To do:
Transcribe the records exactly. Pictures do not belong in the transcription.

--*--

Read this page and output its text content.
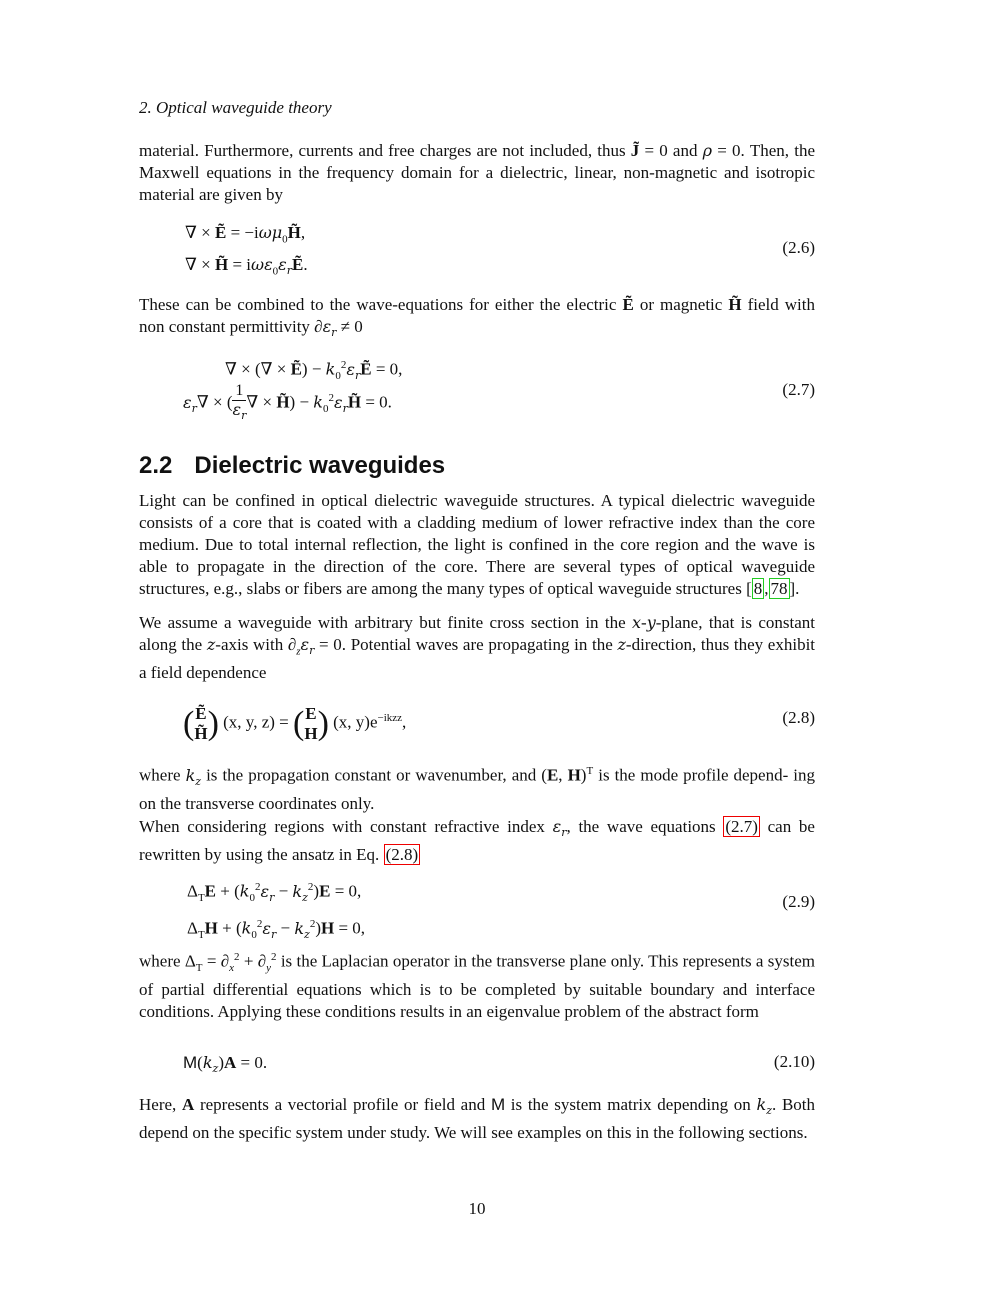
2. Optical waveguide theory
material. Furthermore, currents and free charges are not included, thus J̃ = 0 and ρ = 0. Then, the Maxwell equations in the frequency domain for a dielectric, linear, non-magnetic and isotropic material are given by
∇ × Ẽ = −iωμ$_0$H̃,
∇ × H̃ = $i\omega\varepsilon_0\varepsilon_rẼ$.
(2.6)
These can be combined to the wave-equations for either the electric Ẽ or magnetic H̃ field with non constant permittivity $\partial\varepsilon_r \ne 0$
∇ × (∇ × Ẽ) − $k_0^2\varepsilon_rẼ = 0$,
$\varepsilon_r\nabla$ × ( $\frac{1}{\varepsilon_r}\nabla$ × H̃) − $k_0^2\varepsilon_rH̃ = 0$.
(2.7)
2.2 Dielectric waveguides
Light can be confined in optical dielectric waveguide structures. A typical dielectric waveguide consists of a core that is coated with a cladding medium of lower refractive index than the core medium. Due to total internal reflection, the light is confined in the core region and the wave is able to propagate in the direction of the core. There are several types of optical waveguide structures, e.g., slabs or fibers are among the many types of optical waveguide structures [ 8 , 78 ].
We assume a waveguide with arbitrary but finite cross section in the x-y-plane, that is constant along the z-axis with $\partial_z\varepsilon_r = 0$. Potential waves are propagating in the z-direction, thus they exhibit a field dependence
(Ẽ
H̃) (x, y, z) = (E
H) (x, $y)e^{-ikzz}$,	(2.8)
where $k_z$ is the propagation constant or wavenumber, and (E, H)$^T$ is the mode profile depend- ing on the transverse coordinates only.
When considering regions with constant refractive index $\varepsilon_r$, the wave equations (2.7) can be rewritten by using the ansatz in Eq. (2.8)
$\Delta_TE + (k_0^2\varepsilon_r - k_z^2)E = 0$,
$\Delta_TH + (k_0^2\varepsilon_r - k_z^2)H = 0$,
(2.9)
where $\Delta_T = \partial_x^2 + \partial_y^2$ is the Laplacian operator in the transverse plane only. This represents a system of partial differential equations which is to be completed by suitable boundary and interface conditions. Applying these conditions results in an eigenvalue problem of the abstract form
$M(k_z)A = 0$.	(2.10)
Here, A represents a vectorial profile or field and M is the system matrix depending on $k_z$. Both depend on the specific system under study. We will see examples on this in the following sections.
10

--*--

Worked solution:
Read this page and output its text content.
2. Optical waveguide theory
material. Furthermore, currents and free charges are not included, thus J̃ = 0 and ρ = 0. Then, the Maxwell equations in the frequency domain for a dielectric, linear, non-magnetic and isotropic material are given by
∇ × Ẽ = −iωμ$_0$H̃,
∇ × H̃ = $i\omega\varepsilon_0\varepsilon_rẼ$.
(2.6)
These can be combined to the wave-equations for either the electric Ẽ or magnetic H̃ field with non constant permittivity $\partial\varepsilon_r \ne 0$
∇ × (∇ × Ẽ) − $k_0^2\varepsilon_rẼ = 0$,
$\varepsilon_r\nabla$ × ( $\frac{1}{\varepsilon_r}\nabla$ × H̃) − $k_0^2\varepsilon_rH̃ = 0$.
(2.7)
2.2 Dielectric waveguides
Light can be confined in optical dielectric waveguide structures. A typical dielectric waveguide consists of a core that is coated with a cladding medium of lower refractive index than the core medium. Due to total internal reflection, the light is confined in the core region and the wave is able to propagate in the direction of the core. There are several types of optical waveguide structures, e.g., slabs or fibers are among the many types of optical waveguide structures [ 8 , 78 ].
We assume a waveguide with arbitrary but finite cross section in the x-y-plane, that is constant along the z-axis with $\partial_z\varepsilon_r = 0$. Potential waves are propagating in the z-direction, thus they exhibit a field dependence
(Ẽ
H̃) (x, y, z) = (E
H) (x, $y)e^{-ikzz}$,	(2.8)
where $k_z$ is the propagation constant or wavenumber, and (E, H)$^T$ is the mode profile depend- ing on the transverse coordinates only.
When considering regions with constant refractive index $\varepsilon_r$, the wave equations (2.7) can be rewritten by using the ansatz in Eq. (2.8)
$\Delta_TE + (k_0^2\varepsilon_r - k_z^2)E = 0$,
$\Delta_TH + (k_0^2\varepsilon_r - k_z^2)H = 0$,
(2.9)
where $\Delta_T = \partial_x^2 + \partial_y^2$ is the Laplacian operator in the transverse plane only. This represents a system of partial differential equations which is to be completed by suitable boundary and interface conditions. Applying these conditions results in an eigenvalue problem of the abstract form
$M(k_z)A = 0$.	(2.10)
Here, A represents a vectorial profile or field and M is the system matrix depending on $k_z$. Both depend on the specific system under study. We will see examples on this in the following sections.
10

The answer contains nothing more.